WORK TO BE COMPLETED
Leave out any pictures and transcribe all other data below exactly.
*** MATERIAL ***
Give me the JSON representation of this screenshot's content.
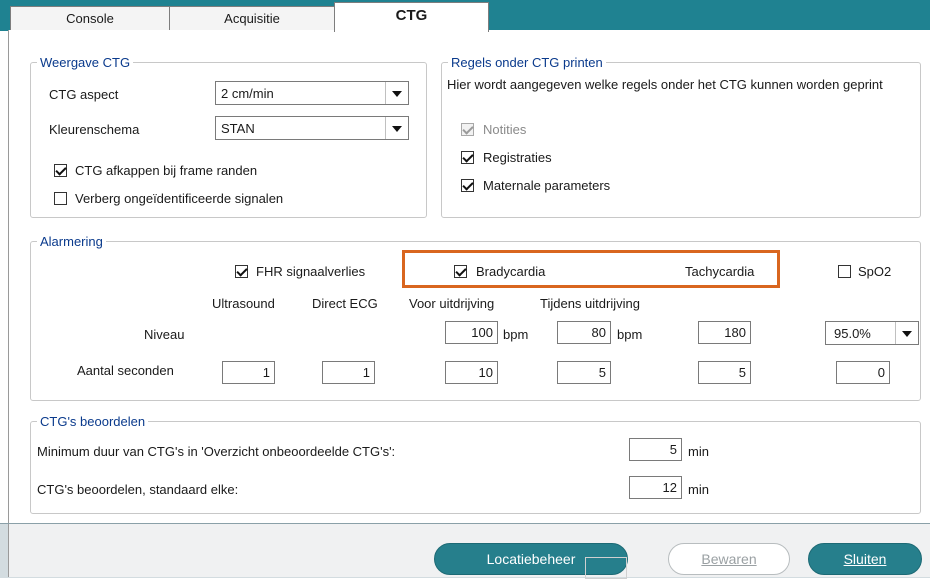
{
  "tabs": [
    {
      "label": "Console"
    },
    {
      "label": "Acquisitie"
    },
    {
      "label": "CTG"
    }
  ],
  "weergave": {
    "title": "Weergave CTG",
    "aspect_label": "CTG aspect",
    "aspect_value": "2 cm/min",
    "kleur_label": "Kleurenschema",
    "kleur_value": "STAN",
    "afkappen_label": "CTG afkappen bij frame randen",
    "afkappen_checked": true,
    "verberg_label": "Verberg ongeïdentificeerde signalen",
    "verberg_checked": false
  },
  "regels": {
    "title": "Regels onder CTG printen",
    "description": "Hier wordt aangegeven welke regels onder het CTG kunnen worden geprint",
    "items": [
      {
        "label": "Notities",
        "checked": true,
        "disabled": true
      },
      {
        "label": "Registraties",
        "checked": true,
        "disabled": false
      },
      {
        "label": "Maternale parameters",
        "checked": true,
        "disabled": false
      }
    ]
  },
  "alarmering": {
    "title": "Alarmering",
    "fhr_label": "FHR signaalverlies",
    "brady_label": "Bradycardia",
    "tachy_label": "Tachycardia",
    "spo2_label": "SpO2",
    "col_ultrasound": "Ultrasound",
    "col_direct_ecg": "Direct ECG",
    "col_voor": "Voor uitdrijving",
    "col_tijdens": "Tijdens uitdrijving",
    "niveau_label": "Niveau",
    "seconden_label": "Aantal seconden",
    "niveau_voor": "100",
    "niveau_tijdens": "80",
    "niveau_tachy": "180",
    "unit_bpm": "bpm",
    "spo2_value": "95.0%",
    "sec_ultrasound": "1",
    "sec_direct_ecg": "1",
    "sec_voor": "10",
    "sec_tijdens": "5",
    "sec_tachy": "5",
    "sec_spo2": "0"
  },
  "beoordelen": {
    "title": "CTG's beoordelen",
    "minimum_label": "Minimum duur van CTG's in 'Overzicht onbeoordeelde CTG's':",
    "minimum_value": "5",
    "standaard_label": "CTG's beoordelen, standaard elke:",
    "standaard_value": "12",
    "unit_min": "min"
  },
  "buttons": {
    "locatie": "Locatiebeheer",
    "bewaren": "Bewaren",
    "sluiten": "Sluiten"
  },
  "colors": {
    "accent": "#267f8c",
    "highlight": "#d9661f",
    "legend_text": "#0a3a8c"
  }
}
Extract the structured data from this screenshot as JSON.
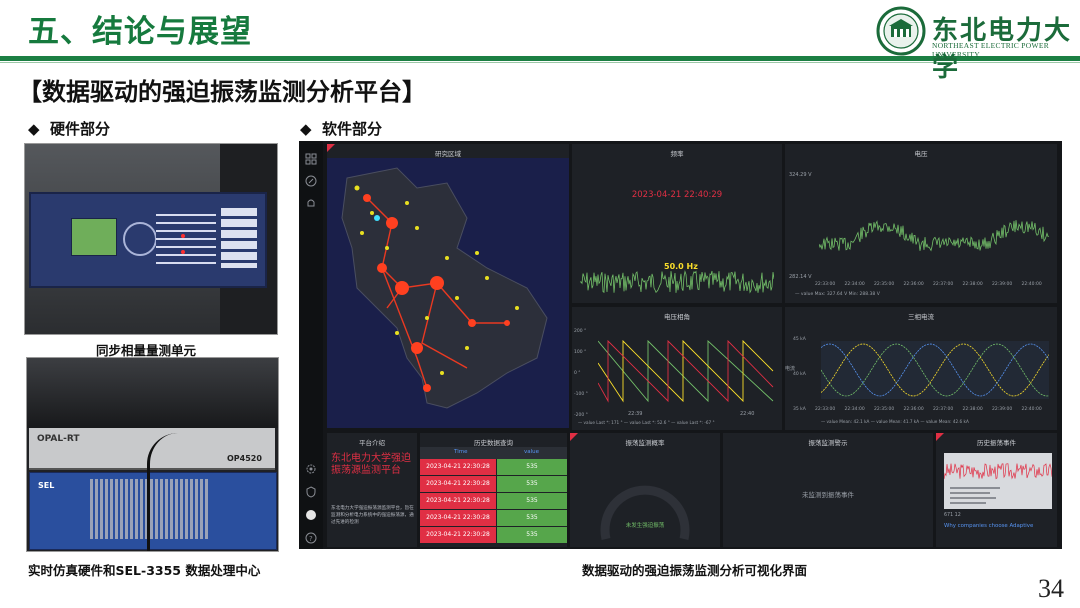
{
  "slide": {
    "title": "五、结论与展望",
    "heading": "【数据驱动的强迫振荡监测分析平台】",
    "hardware_label": "硬件部分",
    "software_label": "软件部分",
    "bullet": "◆",
    "caption_pmu": "同步相量量测单元",
    "caption_hw": "实时仿真硬件和SEL-3355 数据处理中心",
    "caption_ui": "数据驱动的强迫振荡监测分析可视化界面",
    "page_number": "34"
  },
  "university": {
    "name_cn": "东北电力大学",
    "name_en": "NORTHEAST ELECTRIC POWER UNIVERSITY"
  },
  "photos": {
    "opal_brand": "OPAL-RT",
    "opal_model": "OP4520",
    "sel_brand": "SEL"
  },
  "dashboard": {
    "map_panel": {
      "title": "研究区域"
    },
    "freq_panel": {
      "title": "频率",
      "timestamp": "2023-04-21 22:40:29",
      "value": "50.0 Hz"
    },
    "voltage_panel": {
      "title": "电压",
      "y_top": "324.29 V",
      "y_bottom": "282.14 V",
      "x_ticks": [
        "22:33:00",
        "22:34:00",
        "22:35:00",
        "22:36:00",
        "22:37:00",
        "22:38:00",
        "22:39:00",
        "22:40:00"
      ],
      "legend": "— value  Max: 327.64 V  Min: 288.38 V"
    },
    "phase_panel": {
      "title": "电压相角",
      "y_ticks": [
        "200 °",
        "100 °",
        "0 °",
        "-100 °",
        "-200 °"
      ],
      "x_ticks": [
        "22:39",
        "22:40"
      ],
      "legend": "— value  Last *: 171 °   — value  Last *: 52.6 °   — value  Last *: -67 °"
    },
    "current_panel": {
      "title": "三相电流",
      "y_ticks": [
        "45 kA",
        "40 kA",
        "35 kA"
      ],
      "y_label": "电流",
      "x_ticks": [
        "22:33:00",
        "22:34:00",
        "22:35:00",
        "22:36:00",
        "22:37:00",
        "22:38:00",
        "22:39:00",
        "22:40:00"
      ],
      "legend": "— value  Mean: 42.1 kA   — value  Mean: 41.7 kA   — value  Mean: 42.6 kA"
    },
    "intro_panel": {
      "title": "平台介绍",
      "heading": "东北电力大学强迫振荡源监测平台",
      "body": "东北电力大学强迫振荡源监测平台，旨在监测和分析电力系统中的强迫振荡源，通过先进的检测"
    },
    "history_panel": {
      "title": "历史数据查询",
      "columns": [
        "Time",
        "value"
      ],
      "rows": [
        {
          "time": "2023-04-21 22:30:28",
          "value": "535"
        },
        {
          "time": "2023-04-21 22:30:28",
          "value": "535"
        },
        {
          "time": "2023-04-21 22:30:28",
          "value": "535"
        },
        {
          "time": "2023-04-21 22:30:28",
          "value": "535"
        },
        {
          "time": "2023-04-21 22:30:28",
          "value": "535"
        }
      ]
    },
    "prob_panel": {
      "title": "振荡监测概率",
      "gauge_text": "未发生强迫振荡"
    },
    "alarm_panel": {
      "title": "振荡监测警示",
      "message": "未监测到振荡事件"
    },
    "event_panel": {
      "title": "历史振荡事件",
      "footer_small": "671 12",
      "link": "Why companies choose Adaptive"
    },
    "colors": {
      "bg": "#141619",
      "panel": "#1e2126",
      "green_line": "#73bf69",
      "red": "#e02f44",
      "yellow": "#fade2a",
      "orange": "#ff9830",
      "blue": "#5794f2",
      "map_bg": "#1a1f4a"
    },
    "icons": [
      "apps-icon",
      "compass-icon",
      "bell-icon",
      "gear-icon",
      "shield-icon",
      "user-icon",
      "help-icon"
    ]
  }
}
***
RESPONSE
Give me the JSON representation of this screenshot's content.
{
  "tabs": [
    {
      "label": "Console"
    },
    {
      "label": "Acquisitie"
    },
    {
      "label": "CTG"
    }
  ],
  "weergave": {
    "title": "Weergave CTG",
    "aspect_label": "CTG aspect",
    "aspect_value": "2 cm/min",
    "kleur_label": "Kleurenschema",
    "kleur_value": "STAN",
    "afkappen_label": "CTG afkappen bij frame randen",
    "afkappen_checked": true,
    "verberg_label": "Verberg ongeïdentificeerde signalen",
    "verberg_checked": false
  },
  "regels": {
    "title": "Regels onder CTG printen",
    "description": "Hier wordt aangegeven welke regels onder het CTG kunnen worden geprint",
    "items": [
      {
        "label": "Notities",
        "checked": true,
        "disabled": true
      },
      {
        "label": "Registraties",
        "checked": true,
        "disabled": false
      },
      {
        "label": "Maternale parameters",
        "checked": true,
        "disabled": false
      }
    ]
  },
  "alarmering": {
    "title": "Alarmering",
    "fhr_label": "FHR signaalverlies",
    "brady_label": "Bradycardia",
    "tachy_label": "Tachycardia",
    "spo2_label": "SpO2",
    "col_ultrasound": "Ultrasound",
    "col_direct_ecg": "Direct ECG",
    "col_voor": "Voor uitdrijving",
    "col_tijdens": "Tijdens uitdrijving",
    "niveau_label": "Niveau",
    "seconden_label": "Aantal seconden",
    "niveau_voor": "100",
    "niveau_tijdens": "80",
    "niveau_tachy": "180",
    "unit_bpm": "bpm",
    "spo2_value": "95.0%",
    "sec_ultrasound": "1",
    "sec_direct_ecg": "1",
    "sec_voor": "10",
    "sec_tijdens": "5",
    "sec_tachy": "5",
    "sec_spo2": "0"
  },
  "beoordelen": {
    "title": "CTG's beoordelen",
    "minimum_label": "Minimum duur van CTG's in 'Overzicht onbeoordeelde CTG's':",
    "minimum_value": "5",
    "standaard_label": "CTG's beoordelen, standaard elke:",
    "standaard_value": "12",
    "unit_min": "min"
  },
  "buttons": {
    "locatie": "Locatiebeheer",
    "bewaren": "Bewaren",
    "sluiten": "Sluiten"
  },
  "colors": {
    "accent": "#267f8c",
    "highlight": "#d9661f",
    "legend_text": "#0a3a8c"
  }
}
Extract the structured data from this screenshot as JSON.
{
  "slide": {
    "title": "五、结论与展望",
    "heading": "【数据驱动的强迫振荡监测分析平台】",
    "hardware_label": "硬件部分",
    "software_label": "软件部分",
    "bullet": "◆",
    "caption_pmu": "同步相量量测单元",
    "caption_hw": "实时仿真硬件和SEL-3355 数据处理中心",
    "caption_ui": "数据驱动的强迫振荡监测分析可视化界面",
    "page_number": "34"
  },
  "university": {
    "name_cn": "东北电力大学",
    "name_en": "NORTHEAST ELECTRIC POWER UNIVERSITY"
  },
  "photos": {
    "opal_brand": "OPAL-RT",
    "opal_model": "OP4520",
    "sel_brand": "SEL"
  },
  "dashboard": {
    "map_panel": {
      "title": "研究区域"
    },
    "freq_panel": {
      "title": "频率",
      "timestamp": "2023-04-21 22:40:29",
      "value": "50.0 Hz"
    },
    "voltage_panel": {
      "title": "电压",
      "y_top": "324.29 V",
      "y_bottom": "282.14 V",
      "x_ticks": [
        "22:33:00",
        "22:34:00",
        "22:35:00",
        "22:36:00",
        "22:37:00",
        "22:38:00",
        "22:39:00",
        "22:40:00"
      ],
      "legend": "— value  Max: 327.64 V  Min: 288.38 V"
    },
    "phase_panel": {
      "title": "电压相角",
      "y_ticks": [
        "200 °",
        "100 °",
        "0 °",
        "-100 °",
        "-200 °"
      ],
      "x_ticks": [
        "22:39",
        "22:40"
      ],
      "legend": "— value  Last *: 171 °   — value  Last *: 52.6 °   — value  Last *: -67 °"
    },
    "current_panel": {
      "title": "三相电流",
      "y_ticks": [
        "45 kA",
        "40 kA",
        "35 kA"
      ],
      "y_label": "电流",
      "x_ticks": [
        "22:33:00",
        "22:34:00",
        "22:35:00",
        "22:36:00",
        "22:37:00",
        "22:38:00",
        "22:39:00",
        "22:40:00"
      ],
      "legend": "— value  Mean: 42.1 kA   — value  Mean: 41.7 kA   — value  Mean: 42.6 kA"
    },
    "intro_panel": {
      "title": "平台介绍",
      "heading": "东北电力大学强迫振荡源监测平台",
      "body": "东北电力大学强迫振荡源监测平台，旨在监测和分析电力系统中的强迫振荡源，通过先进的检测"
    },
    "history_panel": {
      "title": "历史数据查询",
      "columns": [
        "Time",
        "value"
      ],
      "rows": [
        {
          "time": "2023-04-21 22:30:28",
          "value": "535"
        },
        {
          "time": "2023-04-21 22:30:28",
          "value": "535"
        },
        {
          "time": "2023-04-21 22:30:28",
          "value": "535"
        },
        {
          "time": "2023-04-21 22:30:28",
          "value": "535"
        },
        {
          "time": "2023-04-21 22:30:28",
          "value": "535"
        }
      ]
    },
    "prob_panel": {
      "title": "振荡监测概率",
      "gauge_text": "未发生强迫振荡"
    },
    "alarm_panel": {
      "title": "振荡监测警示",
      "message": "未监测到振荡事件"
    },
    "event_panel": {
      "title": "历史振荡事件",
      "footer_small": "671 12",
      "link": "Why companies choose Adaptive"
    },
    "colors": {
      "bg": "#141619",
      "panel": "#1e2126",
      "green_line": "#73bf69",
      "red": "#e02f44",
      "yellow": "#fade2a",
      "orange": "#ff9830",
      "blue": "#5794f2",
      "map_bg": "#1a1f4a"
    },
    "icons": [
      "apps-icon",
      "compass-icon",
      "bell-icon",
      "gear-icon",
      "shield-icon",
      "user-icon",
      "help-icon"
    ]
  }
}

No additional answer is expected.